Items from a dataset:

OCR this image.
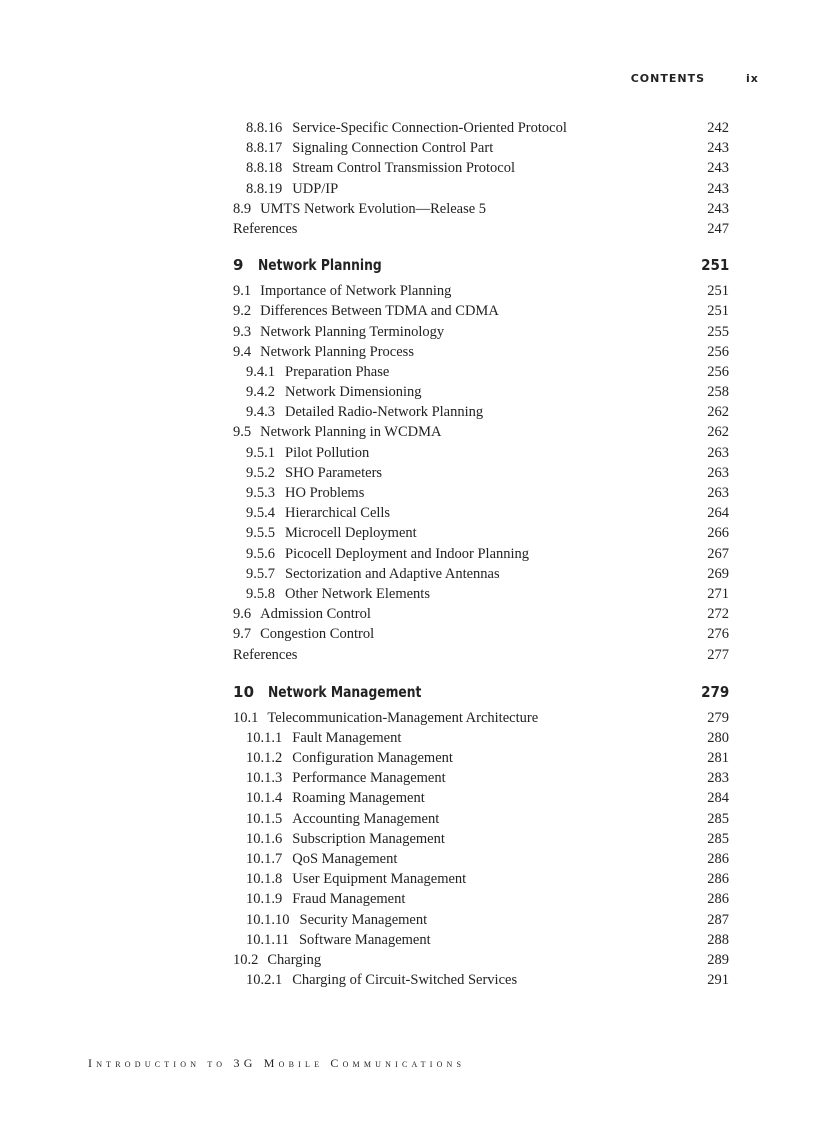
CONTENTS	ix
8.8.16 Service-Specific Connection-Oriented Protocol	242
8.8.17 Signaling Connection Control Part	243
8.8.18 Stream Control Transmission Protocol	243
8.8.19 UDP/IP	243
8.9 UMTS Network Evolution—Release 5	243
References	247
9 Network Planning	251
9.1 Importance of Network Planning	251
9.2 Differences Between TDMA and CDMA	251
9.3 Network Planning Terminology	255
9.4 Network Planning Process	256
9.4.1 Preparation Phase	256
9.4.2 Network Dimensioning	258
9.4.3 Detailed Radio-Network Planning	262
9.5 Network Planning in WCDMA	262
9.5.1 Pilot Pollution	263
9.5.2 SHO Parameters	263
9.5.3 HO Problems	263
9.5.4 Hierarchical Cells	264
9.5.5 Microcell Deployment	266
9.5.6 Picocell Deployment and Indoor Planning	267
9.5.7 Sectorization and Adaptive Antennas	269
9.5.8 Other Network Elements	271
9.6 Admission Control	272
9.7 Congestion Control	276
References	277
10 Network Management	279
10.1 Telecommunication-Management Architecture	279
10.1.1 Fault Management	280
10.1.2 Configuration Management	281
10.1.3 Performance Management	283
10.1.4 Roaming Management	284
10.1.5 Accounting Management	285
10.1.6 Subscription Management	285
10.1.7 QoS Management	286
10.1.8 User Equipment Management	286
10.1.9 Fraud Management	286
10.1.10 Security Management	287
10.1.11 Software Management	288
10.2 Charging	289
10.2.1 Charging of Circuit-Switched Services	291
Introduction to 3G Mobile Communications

_PROMPT:_
Retype all the records exactly and keep out every picture.

_ANSWER FOR THE TASK:_
OCR this image.
CONTENTS	ix
8.8.16 Service-Specific Connection-Oriented Protocol	242
8.8.17 Signaling Connection Control Part	243
8.8.18 Stream Control Transmission Protocol	243
8.8.19 UDP/IP	243
8.9 UMTS Network Evolution—Release 5	243
References	247
9 Network Planning	251
9.1 Importance of Network Planning	251
9.2 Differences Between TDMA and CDMA	251
9.3 Network Planning Terminology	255
9.4 Network Planning Process	256
9.4.1 Preparation Phase	256
9.4.2 Network Dimensioning	258
9.4.3 Detailed Radio-Network Planning	262
9.5 Network Planning in WCDMA	262
9.5.1 Pilot Pollution	263
9.5.2 SHO Parameters	263
9.5.3 HO Problems	263
9.5.4 Hierarchical Cells	264
9.5.5 Microcell Deployment	266
9.5.6 Picocell Deployment and Indoor Planning	267
9.5.7 Sectorization and Adaptive Antennas	269
9.5.8 Other Network Elements	271
9.6 Admission Control	272
9.7 Congestion Control	276
References	277
10 Network Management	279
10.1 Telecommunication-Management Architecture	279
10.1.1 Fault Management	280
10.1.2 Configuration Management	281
10.1.3 Performance Management	283
10.1.4 Roaming Management	284
10.1.5 Accounting Management	285
10.1.6 Subscription Management	285
10.1.7 QoS Management	286
10.1.8 User Equipment Management	286
10.1.9 Fraud Management	286
10.1.10 Security Management	287
10.1.11 Software Management	288
10.2 Charging	289
10.2.1 Charging of Circuit-Switched Services	291
Introduction to 3G Mobile Communications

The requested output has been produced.